**Excerpted records**
= = = = =
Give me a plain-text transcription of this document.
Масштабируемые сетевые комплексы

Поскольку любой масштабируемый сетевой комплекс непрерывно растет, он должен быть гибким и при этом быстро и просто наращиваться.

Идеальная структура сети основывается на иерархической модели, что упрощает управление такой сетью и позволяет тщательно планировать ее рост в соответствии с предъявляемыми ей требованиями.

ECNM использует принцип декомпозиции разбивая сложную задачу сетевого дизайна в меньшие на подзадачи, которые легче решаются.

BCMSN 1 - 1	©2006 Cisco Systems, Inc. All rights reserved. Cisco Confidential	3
= = = = =
**Task statement**
Give the entries again in full, exactly as they are written.

**Written solution**
Give me a plain-text transcription of this document.
Масштабируемые сетевые комплексы

Поскольку любой масштабируемый сетевой комплекс непрерывно растет, он должен быть гибким и при этом быстро и просто наращиваться.

Идеальная структура сети основывается на иерархической модели, что упрощает управление такой сетью и позволяет тщательно планировать ее рост в соответствии с предъявляемыми ей требованиями.

ECNM использует принцип декомпозиции разбивая сложную задачу сетевого дизайна в меньшие на подзадачи, которые легче решаются.

BCMSN 1 - 1	©2006 Cisco Systems, Inc. All rights reserved. Cisco Confidential	3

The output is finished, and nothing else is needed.